Stored data:
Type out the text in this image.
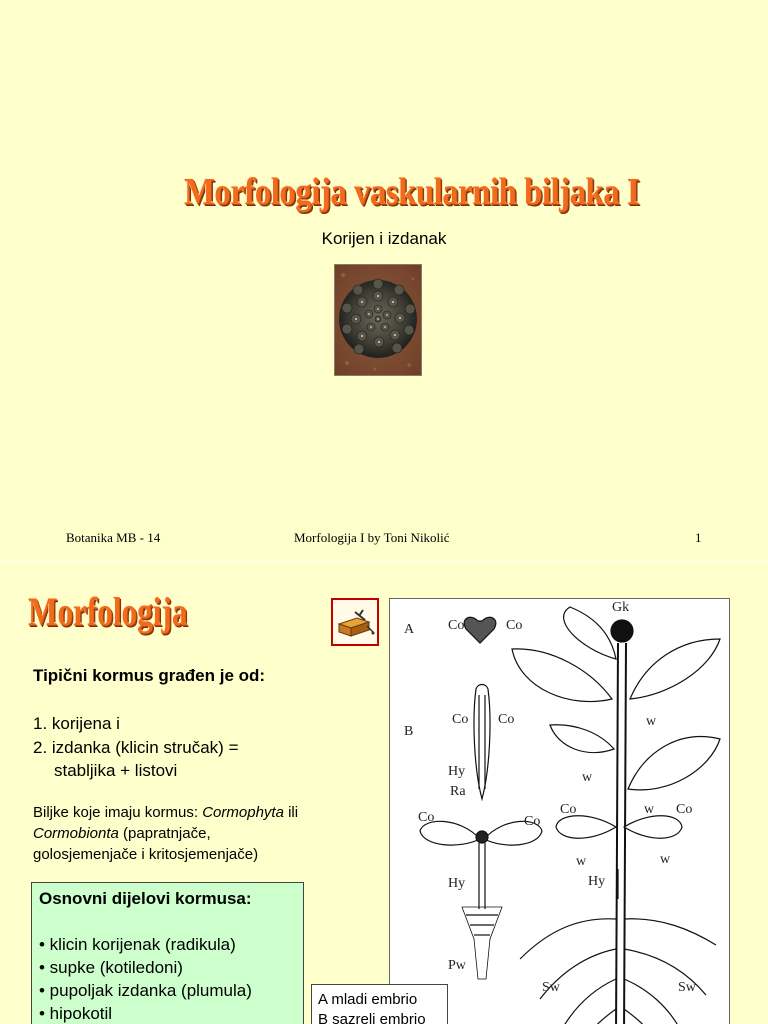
Morfologija vaskularnih biljaka I
Korijen i izdanak
Botanika MB - 14	Morfologija I by Toni Nikolić	1
Morfologija
Tipični kormus građen je od:
1. korijena i
2. izdanka (klicin stručak) =
stabljika + listovi
Biljke koje imaju kormus: Cormophyta ili
Cormobionta (papratnjače,
golosjemenjače i kritosjemenjače)
Osnovni dijelovi kormusa:
• klicin korijenak (radikula)
• supke (kotiledoni)
• pupoljak izdanka (plumula)
• hipokotil
A
B
Gk
Co	Co
Co Co
Hy
Ra
Co	Co
Hy
Pw
Co	Co
Hy
Sw	Sw
w
w
w
w	w
A mladi embrio
B sazreli embrio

**Stated goal**
Restate the entire listing word for word, excluding pictures.

**Finished answer**
Type out the text in this image.
Morfologija vaskularnih biljaka I
Korijen i izdanak
Botanika MB - 14	Morfologija I by Toni Nikolić	1
Morfologija
Tipični kormus građen je od:
1. korijena i
2. izdanka (klicin stručak) =
stabljika + listovi
Biljke koje imaju kormus: Cormophyta ili
Cormobionta (papratnjače,
golosjemenjače i kritosjemenjače)
Osnovni dijelovi kormusa:
• klicin korijenak (radikula)
• supke (kotiledoni)
• pupoljak izdanka (plumula)
• hipokotil
A
B
Gk
Co	Co
Co Co
Hy
Ra
Co	Co
Hy
Pw
Co	Co
Hy
Sw	Sw
w
w
w
w	w
A mladi embrio
B sazreli embrio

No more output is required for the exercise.